**WRITTEN EXERCISE**
Show every line that has the string "title" in it.

(Data entries)
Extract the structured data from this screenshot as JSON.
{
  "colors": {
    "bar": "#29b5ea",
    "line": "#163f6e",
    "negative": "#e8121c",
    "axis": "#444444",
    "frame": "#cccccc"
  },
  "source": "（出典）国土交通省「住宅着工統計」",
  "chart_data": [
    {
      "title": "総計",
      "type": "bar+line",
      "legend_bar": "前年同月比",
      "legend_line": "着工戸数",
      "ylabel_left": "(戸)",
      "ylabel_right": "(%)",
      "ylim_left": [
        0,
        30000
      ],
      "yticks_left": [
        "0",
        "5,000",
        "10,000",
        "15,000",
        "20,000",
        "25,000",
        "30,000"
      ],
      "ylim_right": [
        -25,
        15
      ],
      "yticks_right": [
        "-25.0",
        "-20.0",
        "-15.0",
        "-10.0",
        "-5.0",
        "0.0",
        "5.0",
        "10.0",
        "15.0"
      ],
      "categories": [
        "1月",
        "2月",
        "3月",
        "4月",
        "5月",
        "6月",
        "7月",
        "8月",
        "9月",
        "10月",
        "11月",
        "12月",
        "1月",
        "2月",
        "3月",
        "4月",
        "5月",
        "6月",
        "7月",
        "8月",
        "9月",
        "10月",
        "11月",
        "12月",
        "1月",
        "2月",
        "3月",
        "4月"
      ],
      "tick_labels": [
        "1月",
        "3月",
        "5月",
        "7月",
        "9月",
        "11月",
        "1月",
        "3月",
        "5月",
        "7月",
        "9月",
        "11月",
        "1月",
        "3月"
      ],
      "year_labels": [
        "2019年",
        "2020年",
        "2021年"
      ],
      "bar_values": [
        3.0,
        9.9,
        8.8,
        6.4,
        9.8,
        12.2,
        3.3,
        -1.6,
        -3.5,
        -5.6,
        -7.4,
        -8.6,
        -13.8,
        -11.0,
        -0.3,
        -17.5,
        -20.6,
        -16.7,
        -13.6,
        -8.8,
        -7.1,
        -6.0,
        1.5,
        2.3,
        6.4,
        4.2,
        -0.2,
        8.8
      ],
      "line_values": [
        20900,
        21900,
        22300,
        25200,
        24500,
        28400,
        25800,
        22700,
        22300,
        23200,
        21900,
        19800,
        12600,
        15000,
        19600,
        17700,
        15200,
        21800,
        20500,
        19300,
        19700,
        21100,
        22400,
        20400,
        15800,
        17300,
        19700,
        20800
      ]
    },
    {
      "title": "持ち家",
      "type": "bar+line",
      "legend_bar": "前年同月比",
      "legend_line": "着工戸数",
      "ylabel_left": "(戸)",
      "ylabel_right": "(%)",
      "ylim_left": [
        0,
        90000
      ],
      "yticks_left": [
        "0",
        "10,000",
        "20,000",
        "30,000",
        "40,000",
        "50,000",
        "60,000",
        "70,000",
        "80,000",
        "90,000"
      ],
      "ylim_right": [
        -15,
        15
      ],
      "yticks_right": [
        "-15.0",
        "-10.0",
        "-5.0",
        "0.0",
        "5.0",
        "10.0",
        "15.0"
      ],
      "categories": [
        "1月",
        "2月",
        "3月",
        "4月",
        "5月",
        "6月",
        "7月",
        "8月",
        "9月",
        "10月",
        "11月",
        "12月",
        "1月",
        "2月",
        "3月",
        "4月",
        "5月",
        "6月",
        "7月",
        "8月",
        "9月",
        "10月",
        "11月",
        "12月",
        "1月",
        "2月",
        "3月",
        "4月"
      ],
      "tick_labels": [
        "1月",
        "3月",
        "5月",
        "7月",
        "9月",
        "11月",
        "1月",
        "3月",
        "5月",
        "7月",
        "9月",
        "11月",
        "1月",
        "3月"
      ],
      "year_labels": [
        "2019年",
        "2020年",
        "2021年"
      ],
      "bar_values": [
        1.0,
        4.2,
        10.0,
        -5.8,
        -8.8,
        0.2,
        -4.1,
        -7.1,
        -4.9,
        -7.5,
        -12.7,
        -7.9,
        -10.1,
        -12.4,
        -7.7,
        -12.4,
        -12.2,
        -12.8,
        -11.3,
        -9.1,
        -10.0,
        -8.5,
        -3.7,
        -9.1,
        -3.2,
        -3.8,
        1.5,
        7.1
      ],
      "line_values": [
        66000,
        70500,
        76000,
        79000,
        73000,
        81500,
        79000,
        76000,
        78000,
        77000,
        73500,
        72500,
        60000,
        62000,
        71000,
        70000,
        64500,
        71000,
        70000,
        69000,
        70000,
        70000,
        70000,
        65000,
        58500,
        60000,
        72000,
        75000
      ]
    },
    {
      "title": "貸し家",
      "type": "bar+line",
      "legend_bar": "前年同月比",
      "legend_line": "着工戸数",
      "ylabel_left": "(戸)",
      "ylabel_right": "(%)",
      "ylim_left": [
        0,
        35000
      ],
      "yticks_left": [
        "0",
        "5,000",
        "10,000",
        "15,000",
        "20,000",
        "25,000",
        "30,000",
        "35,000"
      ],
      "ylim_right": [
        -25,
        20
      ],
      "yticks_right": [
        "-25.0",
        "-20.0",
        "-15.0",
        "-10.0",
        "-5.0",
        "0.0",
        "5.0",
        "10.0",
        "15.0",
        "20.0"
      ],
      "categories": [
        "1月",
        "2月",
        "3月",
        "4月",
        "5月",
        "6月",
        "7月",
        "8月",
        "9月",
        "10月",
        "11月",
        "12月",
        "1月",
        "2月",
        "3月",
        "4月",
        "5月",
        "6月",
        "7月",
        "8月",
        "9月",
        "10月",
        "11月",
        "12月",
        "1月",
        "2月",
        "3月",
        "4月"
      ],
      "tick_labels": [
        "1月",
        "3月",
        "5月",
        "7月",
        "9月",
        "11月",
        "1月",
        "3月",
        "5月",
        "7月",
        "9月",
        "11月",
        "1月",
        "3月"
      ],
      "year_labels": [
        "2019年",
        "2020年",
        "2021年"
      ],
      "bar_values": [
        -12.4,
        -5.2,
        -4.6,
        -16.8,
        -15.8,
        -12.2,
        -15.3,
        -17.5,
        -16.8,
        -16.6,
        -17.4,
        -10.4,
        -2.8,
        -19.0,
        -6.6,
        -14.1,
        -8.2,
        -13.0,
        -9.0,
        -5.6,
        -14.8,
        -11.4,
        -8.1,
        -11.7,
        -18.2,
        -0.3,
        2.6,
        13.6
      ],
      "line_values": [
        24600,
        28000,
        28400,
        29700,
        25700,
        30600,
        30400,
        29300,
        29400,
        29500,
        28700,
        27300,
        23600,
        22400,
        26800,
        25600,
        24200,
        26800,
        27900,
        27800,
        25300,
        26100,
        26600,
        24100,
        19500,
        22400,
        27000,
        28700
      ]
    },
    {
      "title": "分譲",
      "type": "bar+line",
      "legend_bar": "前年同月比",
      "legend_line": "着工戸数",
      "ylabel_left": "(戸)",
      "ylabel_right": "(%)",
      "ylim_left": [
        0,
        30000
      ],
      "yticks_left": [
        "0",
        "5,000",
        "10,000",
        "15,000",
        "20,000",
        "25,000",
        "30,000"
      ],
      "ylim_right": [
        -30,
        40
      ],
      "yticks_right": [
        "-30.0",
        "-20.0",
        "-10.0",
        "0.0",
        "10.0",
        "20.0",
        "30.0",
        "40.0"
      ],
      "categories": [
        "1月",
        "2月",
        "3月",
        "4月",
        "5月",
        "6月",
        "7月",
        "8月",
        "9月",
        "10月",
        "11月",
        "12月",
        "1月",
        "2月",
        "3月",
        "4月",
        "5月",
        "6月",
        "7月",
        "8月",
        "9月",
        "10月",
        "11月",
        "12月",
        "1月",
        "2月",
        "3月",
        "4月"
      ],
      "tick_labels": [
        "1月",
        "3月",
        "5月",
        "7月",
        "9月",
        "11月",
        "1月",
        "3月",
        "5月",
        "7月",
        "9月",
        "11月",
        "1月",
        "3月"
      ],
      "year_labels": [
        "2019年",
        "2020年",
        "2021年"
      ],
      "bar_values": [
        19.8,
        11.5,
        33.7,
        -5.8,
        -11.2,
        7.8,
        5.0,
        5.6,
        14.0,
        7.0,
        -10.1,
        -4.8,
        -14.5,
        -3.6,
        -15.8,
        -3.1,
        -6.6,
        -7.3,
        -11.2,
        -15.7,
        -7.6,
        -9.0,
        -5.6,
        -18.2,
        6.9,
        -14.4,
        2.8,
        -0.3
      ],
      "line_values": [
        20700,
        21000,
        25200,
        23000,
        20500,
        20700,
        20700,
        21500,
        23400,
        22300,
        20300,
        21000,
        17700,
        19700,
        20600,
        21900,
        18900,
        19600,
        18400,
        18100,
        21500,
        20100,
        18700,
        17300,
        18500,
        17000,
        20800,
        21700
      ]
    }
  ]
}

**FINISHED EXERCISE**
      "title": "総計",
      "title": "持ち家",
      "title": "貸し家",
      "title": "分譲",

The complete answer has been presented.